= Set problem =
Reproduce each line from the records that holds "chặn".

= Data section =
________
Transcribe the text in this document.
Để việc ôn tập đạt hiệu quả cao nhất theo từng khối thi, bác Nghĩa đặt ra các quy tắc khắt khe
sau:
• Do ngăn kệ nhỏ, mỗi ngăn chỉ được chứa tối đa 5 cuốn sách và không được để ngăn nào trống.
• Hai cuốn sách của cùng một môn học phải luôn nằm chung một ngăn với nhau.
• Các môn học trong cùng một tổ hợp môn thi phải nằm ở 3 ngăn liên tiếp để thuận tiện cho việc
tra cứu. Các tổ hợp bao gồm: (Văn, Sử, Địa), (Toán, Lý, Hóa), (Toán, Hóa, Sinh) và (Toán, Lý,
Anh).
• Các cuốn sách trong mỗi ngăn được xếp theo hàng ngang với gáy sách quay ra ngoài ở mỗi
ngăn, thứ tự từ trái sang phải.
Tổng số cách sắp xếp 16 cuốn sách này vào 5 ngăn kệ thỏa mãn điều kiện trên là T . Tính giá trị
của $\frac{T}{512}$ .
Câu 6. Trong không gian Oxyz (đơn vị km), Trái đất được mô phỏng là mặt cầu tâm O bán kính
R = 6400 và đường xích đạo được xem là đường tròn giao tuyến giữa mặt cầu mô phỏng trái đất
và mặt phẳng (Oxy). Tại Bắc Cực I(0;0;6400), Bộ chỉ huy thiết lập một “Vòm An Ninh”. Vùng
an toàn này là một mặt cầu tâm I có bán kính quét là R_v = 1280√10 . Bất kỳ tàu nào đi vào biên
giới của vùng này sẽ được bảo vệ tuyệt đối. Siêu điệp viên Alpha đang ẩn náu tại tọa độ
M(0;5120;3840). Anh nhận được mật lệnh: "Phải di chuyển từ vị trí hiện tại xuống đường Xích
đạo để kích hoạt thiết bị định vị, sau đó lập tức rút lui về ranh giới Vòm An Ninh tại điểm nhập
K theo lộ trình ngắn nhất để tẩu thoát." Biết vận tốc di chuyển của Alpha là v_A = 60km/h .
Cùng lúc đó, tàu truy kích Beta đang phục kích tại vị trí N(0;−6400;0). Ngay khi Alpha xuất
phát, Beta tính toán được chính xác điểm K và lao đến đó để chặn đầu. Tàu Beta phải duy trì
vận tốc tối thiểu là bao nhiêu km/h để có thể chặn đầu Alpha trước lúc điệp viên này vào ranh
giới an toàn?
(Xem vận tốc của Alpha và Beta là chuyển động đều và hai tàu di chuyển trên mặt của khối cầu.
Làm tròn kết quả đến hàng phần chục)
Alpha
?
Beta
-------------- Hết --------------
________
= Answer below =
phát, Beta tính toán được chính xác điểm K và lao đến đó để chặn đầu. Tàu Beta phải duy trì
vận tốc tối thiểu là bao nhiêu km/h để có thể chặn đầu Alpha trước lúc điệp viên này vào ranh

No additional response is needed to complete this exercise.